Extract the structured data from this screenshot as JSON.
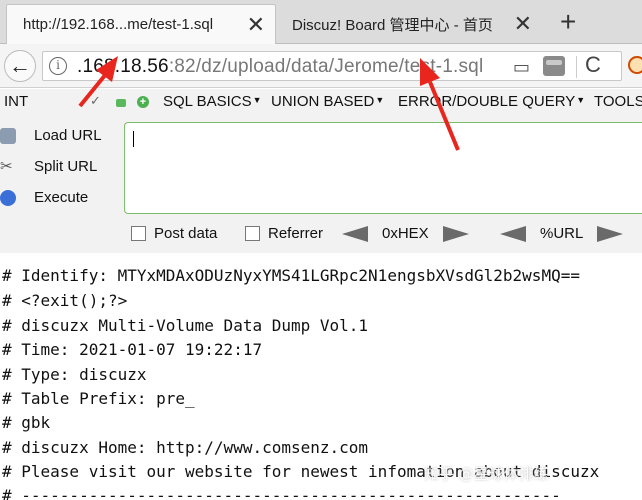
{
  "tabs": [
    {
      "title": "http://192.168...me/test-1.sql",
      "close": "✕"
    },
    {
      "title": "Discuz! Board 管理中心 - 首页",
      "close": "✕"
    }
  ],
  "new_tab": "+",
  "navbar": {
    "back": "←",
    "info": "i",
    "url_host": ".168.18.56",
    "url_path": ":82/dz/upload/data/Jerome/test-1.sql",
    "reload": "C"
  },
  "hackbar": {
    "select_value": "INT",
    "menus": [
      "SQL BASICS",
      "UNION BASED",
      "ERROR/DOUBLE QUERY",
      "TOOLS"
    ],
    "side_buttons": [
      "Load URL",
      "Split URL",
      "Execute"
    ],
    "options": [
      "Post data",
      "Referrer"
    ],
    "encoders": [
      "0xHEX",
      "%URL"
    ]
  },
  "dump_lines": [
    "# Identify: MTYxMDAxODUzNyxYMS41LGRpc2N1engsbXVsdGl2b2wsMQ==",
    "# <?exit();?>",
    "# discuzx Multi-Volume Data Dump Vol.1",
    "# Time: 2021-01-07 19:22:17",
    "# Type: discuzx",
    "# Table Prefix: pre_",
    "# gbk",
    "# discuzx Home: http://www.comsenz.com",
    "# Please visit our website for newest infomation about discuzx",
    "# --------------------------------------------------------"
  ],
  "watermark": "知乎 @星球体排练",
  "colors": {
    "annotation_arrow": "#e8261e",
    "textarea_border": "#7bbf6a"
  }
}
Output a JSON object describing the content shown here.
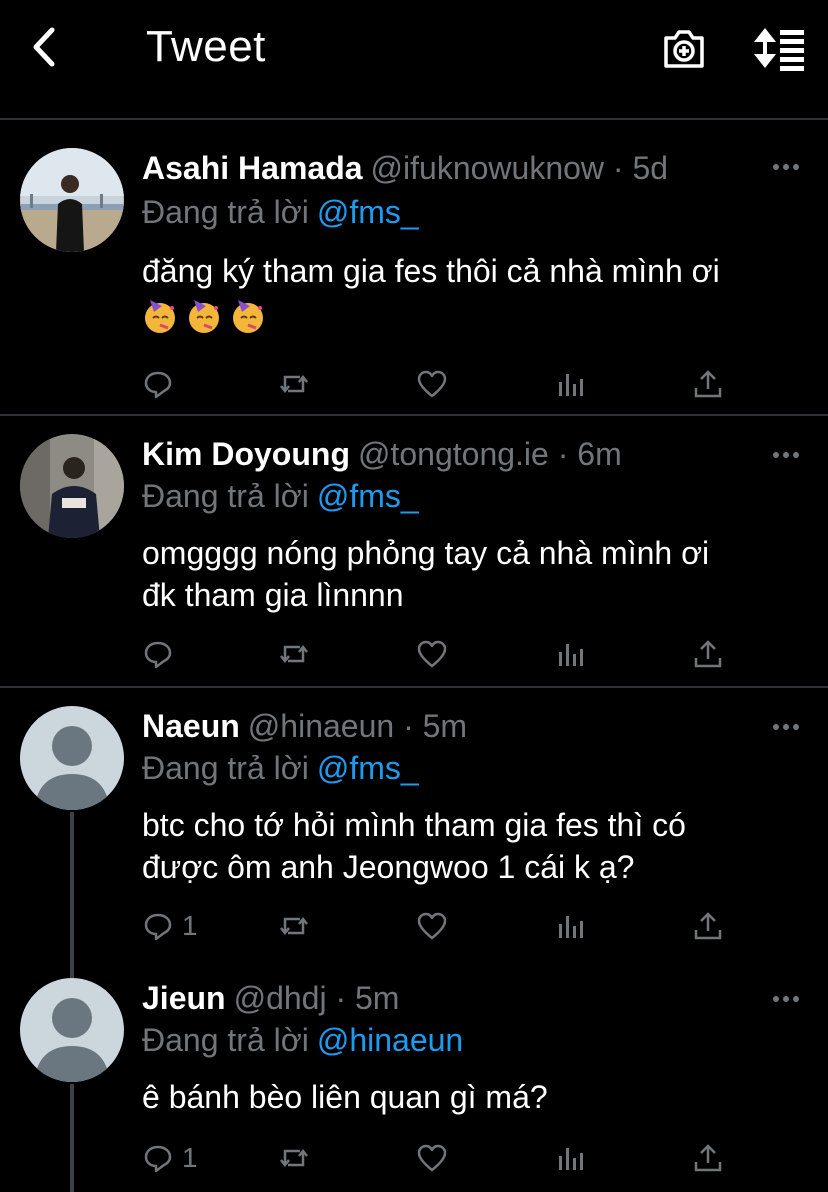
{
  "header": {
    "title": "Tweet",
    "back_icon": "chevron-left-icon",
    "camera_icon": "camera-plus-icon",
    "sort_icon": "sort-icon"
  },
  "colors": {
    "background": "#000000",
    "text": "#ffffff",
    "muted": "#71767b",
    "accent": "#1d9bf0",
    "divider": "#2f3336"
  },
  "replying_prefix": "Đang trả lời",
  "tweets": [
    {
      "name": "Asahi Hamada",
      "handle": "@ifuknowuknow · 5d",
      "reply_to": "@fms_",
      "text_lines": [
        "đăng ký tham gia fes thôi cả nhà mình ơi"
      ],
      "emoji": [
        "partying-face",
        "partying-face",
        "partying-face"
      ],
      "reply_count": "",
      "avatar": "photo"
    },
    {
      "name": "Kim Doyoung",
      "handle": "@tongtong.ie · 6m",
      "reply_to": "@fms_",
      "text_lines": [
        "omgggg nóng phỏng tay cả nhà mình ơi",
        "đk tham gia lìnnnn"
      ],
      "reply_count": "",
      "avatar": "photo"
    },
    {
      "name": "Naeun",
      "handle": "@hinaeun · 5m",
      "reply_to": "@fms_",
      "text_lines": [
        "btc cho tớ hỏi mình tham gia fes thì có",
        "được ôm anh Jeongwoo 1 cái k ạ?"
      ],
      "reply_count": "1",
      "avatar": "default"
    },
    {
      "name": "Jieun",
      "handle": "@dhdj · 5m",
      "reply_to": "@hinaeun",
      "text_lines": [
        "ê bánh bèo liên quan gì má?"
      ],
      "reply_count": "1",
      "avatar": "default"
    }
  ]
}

::::::::

**The task**
What you return should match the records above word for word, minus the pictures.

**Answer to this exercise**
Extract the structured data from this screenshot as JSON.
{
  "tabs": [
    {
      "title": "http://192.168...me/test-1.sql",
      "close": "✕"
    },
    {
      "title": "Discuz! Board 管理中心 - 首页",
      "close": "✕"
    }
  ],
  "new_tab": "+",
  "navbar": {
    "back": "←",
    "info": "i",
    "url_host": ".168.18.56",
    "url_path": ":82/dz/upload/data/Jerome/test-1.sql",
    "reload": "C"
  },
  "hackbar": {
    "select_value": "INT",
    "menus": [
      "SQL BASICS",
      "UNION BASED",
      "ERROR/DOUBLE QUERY",
      "TOOLS"
    ],
    "side_buttons": [
      "Load URL",
      "Split URL",
      "Execute"
    ],
    "options": [
      "Post data",
      "Referrer"
    ],
    "encoders": [
      "0xHEX",
      "%URL"
    ]
  },
  "dump_lines": [
    "# Identify: MTYxMDAxODUzNyxYMS41LGRpc2N1engsbXVsdGl2b2wsMQ==",
    "# <?exit();?>",
    "# discuzx Multi-Volume Data Dump Vol.1",
    "# Time: 2021-01-07 19:22:17",
    "# Type: discuzx",
    "# Table Prefix: pre_",
    "# gbk",
    "# discuzx Home: http://www.comsenz.com",
    "# Please visit our website for newest infomation about discuzx",
    "# --------------------------------------------------------"
  ],
  "watermark": "知乎 @星球体排练",
  "colors": {
    "annotation_arrow": "#e8261e",
    "textarea_border": "#7bbf6a"
  }
}
Output a JSON object describing the content shown here.
{
  "header": {
    "title": "Tweet",
    "back_icon": "chevron-left-icon",
    "camera_icon": "camera-plus-icon",
    "sort_icon": "sort-icon"
  },
  "colors": {
    "background": "#000000",
    "text": "#ffffff",
    "muted": "#71767b",
    "accent": "#1d9bf0",
    "divider": "#2f3336"
  },
  "replying_prefix": "Đang trả lời",
  "tweets": [
    {
      "name": "Asahi Hamada",
      "handle": "@ifuknowuknow · 5d",
      "reply_to": "@fms_",
      "text_lines": [
        "đăng ký tham gia fes thôi cả nhà mình ơi"
      ],
      "emoji": [
        "partying-face",
        "partying-face",
        "partying-face"
      ],
      "reply_count": "",
      "avatar": "photo"
    },
    {
      "name": "Kim Doyoung",
      "handle": "@tongtong.ie · 6m",
      "reply_to": "@fms_",
      "text_lines": [
        "omgggg nóng phỏng tay cả nhà mình ơi",
        "đk tham gia lìnnnn"
      ],
      "reply_count": "",
      "avatar": "photo"
    },
    {
      "name": "Naeun",
      "handle": "@hinaeun · 5m",
      "reply_to": "@fms_",
      "text_lines": [
        "btc cho tớ hỏi mình tham gia fes thì có",
        "được ôm anh Jeongwoo 1 cái k ạ?"
      ],
      "reply_count": "1",
      "avatar": "default"
    },
    {
      "name": "Jieun",
      "handle": "@dhdj · 5m",
      "reply_to": "@hinaeun",
      "text_lines": [
        "ê bánh bèo liên quan gì má?"
      ],
      "reply_count": "1",
      "avatar": "default"
    }
  ]
}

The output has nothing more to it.